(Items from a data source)
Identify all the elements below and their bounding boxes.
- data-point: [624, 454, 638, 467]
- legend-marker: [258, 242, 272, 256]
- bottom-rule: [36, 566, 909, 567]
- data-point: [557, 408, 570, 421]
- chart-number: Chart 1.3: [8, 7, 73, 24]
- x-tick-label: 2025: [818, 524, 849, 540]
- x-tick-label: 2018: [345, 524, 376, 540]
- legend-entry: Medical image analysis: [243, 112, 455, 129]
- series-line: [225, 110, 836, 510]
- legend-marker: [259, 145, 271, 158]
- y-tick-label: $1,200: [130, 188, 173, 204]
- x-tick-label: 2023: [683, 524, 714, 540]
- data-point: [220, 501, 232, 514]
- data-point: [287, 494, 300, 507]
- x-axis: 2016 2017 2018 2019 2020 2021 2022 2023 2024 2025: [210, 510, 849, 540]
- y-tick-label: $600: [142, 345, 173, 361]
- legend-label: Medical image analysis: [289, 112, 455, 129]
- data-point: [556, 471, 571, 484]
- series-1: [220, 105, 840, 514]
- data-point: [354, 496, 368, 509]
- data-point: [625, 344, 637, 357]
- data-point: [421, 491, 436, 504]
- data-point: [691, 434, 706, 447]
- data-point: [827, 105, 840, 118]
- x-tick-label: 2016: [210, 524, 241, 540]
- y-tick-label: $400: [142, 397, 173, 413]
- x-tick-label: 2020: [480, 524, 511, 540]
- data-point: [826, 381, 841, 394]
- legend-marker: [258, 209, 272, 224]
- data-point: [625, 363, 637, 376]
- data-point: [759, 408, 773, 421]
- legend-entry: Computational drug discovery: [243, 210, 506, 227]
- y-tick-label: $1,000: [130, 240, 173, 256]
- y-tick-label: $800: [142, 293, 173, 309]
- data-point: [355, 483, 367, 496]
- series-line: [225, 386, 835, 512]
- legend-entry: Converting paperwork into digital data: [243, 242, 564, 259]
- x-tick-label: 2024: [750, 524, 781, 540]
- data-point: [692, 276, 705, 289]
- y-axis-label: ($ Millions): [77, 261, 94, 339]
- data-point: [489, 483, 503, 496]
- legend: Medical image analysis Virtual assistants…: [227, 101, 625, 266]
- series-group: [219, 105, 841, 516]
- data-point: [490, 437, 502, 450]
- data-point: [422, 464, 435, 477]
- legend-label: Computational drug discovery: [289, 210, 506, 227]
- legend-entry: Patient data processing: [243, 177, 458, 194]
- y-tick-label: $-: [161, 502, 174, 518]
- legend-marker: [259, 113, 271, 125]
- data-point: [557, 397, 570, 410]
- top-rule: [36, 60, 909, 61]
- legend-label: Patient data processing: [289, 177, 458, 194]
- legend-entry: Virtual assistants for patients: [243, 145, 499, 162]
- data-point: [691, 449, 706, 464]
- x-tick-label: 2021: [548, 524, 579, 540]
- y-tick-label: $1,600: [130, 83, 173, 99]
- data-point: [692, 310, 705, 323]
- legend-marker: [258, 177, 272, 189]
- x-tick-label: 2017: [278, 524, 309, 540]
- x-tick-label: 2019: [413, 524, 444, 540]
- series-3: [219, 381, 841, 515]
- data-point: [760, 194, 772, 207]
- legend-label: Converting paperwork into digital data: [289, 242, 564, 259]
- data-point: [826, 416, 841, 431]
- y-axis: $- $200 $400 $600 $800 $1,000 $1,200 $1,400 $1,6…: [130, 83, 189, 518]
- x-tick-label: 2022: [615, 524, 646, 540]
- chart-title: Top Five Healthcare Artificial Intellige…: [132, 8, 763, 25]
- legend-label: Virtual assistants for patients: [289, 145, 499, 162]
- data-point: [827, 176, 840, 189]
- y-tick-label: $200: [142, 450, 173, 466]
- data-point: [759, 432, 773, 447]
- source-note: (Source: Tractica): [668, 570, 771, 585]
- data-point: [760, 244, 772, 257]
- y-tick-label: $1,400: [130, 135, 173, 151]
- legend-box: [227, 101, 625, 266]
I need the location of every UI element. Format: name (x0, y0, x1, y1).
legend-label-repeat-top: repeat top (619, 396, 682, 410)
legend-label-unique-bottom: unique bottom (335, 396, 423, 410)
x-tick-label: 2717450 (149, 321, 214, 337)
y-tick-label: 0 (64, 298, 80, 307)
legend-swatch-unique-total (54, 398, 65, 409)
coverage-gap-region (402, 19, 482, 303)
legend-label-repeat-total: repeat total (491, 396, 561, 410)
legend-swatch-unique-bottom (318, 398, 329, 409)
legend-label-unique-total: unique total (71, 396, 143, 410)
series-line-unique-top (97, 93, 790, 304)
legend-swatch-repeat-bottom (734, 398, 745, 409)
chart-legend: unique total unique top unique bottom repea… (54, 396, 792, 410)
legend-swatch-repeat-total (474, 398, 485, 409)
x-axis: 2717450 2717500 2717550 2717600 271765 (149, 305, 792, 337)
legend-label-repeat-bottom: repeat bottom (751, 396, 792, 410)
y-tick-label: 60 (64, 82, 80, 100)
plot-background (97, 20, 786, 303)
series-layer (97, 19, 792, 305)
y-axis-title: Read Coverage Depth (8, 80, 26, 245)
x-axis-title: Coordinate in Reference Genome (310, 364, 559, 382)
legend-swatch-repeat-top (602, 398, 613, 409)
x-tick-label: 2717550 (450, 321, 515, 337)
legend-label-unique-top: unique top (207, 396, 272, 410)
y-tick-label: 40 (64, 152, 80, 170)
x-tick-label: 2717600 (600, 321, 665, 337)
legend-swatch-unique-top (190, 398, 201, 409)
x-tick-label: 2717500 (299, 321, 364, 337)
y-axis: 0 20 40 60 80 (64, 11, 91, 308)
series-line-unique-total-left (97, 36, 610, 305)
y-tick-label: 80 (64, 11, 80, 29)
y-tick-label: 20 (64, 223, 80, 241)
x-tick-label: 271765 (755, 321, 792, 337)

Your objective = Note each line above that contains "Medical" and copy it out.

Final answer =
- legend-entry: Medical image analysis: [243, 112, 455, 129]
- legend-label: Medical image analysis: [289, 112, 455, 129]
- legend: Medical image analysis Virtual assistants…: [227, 101, 625, 266]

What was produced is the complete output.